→ **BRIEF**
Count the lines in the records below that contain the word "name", and give only that number.

→ **Data items**
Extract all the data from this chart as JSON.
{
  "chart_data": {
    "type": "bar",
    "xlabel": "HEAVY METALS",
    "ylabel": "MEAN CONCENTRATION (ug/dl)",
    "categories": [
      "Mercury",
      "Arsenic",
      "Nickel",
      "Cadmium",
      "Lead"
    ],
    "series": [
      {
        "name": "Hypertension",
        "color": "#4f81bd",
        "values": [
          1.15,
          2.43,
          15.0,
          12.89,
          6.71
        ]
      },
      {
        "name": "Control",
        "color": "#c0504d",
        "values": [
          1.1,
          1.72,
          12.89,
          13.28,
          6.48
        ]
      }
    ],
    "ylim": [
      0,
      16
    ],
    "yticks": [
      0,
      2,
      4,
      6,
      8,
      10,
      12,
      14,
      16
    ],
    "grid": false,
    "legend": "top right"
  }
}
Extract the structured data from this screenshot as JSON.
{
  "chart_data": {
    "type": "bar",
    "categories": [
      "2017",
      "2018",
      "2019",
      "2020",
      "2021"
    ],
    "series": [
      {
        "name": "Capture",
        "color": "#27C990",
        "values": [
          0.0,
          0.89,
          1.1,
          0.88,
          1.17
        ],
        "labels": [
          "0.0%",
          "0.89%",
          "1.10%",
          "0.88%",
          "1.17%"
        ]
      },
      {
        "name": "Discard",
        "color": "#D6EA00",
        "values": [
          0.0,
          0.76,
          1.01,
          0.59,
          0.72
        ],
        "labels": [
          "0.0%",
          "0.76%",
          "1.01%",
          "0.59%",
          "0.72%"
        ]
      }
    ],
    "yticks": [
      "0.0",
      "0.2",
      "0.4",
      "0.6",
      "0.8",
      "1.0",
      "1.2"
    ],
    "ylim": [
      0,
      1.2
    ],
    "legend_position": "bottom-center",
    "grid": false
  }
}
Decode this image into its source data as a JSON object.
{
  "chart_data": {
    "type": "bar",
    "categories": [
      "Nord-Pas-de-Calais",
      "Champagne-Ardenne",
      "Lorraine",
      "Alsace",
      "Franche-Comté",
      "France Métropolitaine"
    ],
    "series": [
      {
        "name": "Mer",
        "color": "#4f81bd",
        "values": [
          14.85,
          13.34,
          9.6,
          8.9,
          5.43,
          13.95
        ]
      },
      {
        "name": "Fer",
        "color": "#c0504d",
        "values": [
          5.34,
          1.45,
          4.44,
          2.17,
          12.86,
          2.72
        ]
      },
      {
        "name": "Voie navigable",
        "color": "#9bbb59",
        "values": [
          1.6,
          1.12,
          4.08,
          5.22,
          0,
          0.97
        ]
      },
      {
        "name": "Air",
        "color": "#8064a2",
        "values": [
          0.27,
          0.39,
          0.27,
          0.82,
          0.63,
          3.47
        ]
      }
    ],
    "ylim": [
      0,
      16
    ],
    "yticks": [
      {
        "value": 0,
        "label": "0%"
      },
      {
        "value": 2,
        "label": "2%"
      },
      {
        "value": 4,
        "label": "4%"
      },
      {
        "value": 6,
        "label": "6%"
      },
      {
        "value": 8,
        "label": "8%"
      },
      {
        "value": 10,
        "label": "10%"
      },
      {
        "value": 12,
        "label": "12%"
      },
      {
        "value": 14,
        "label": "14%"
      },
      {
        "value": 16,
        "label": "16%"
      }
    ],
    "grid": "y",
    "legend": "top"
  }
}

→ **RESULT BELOW**
8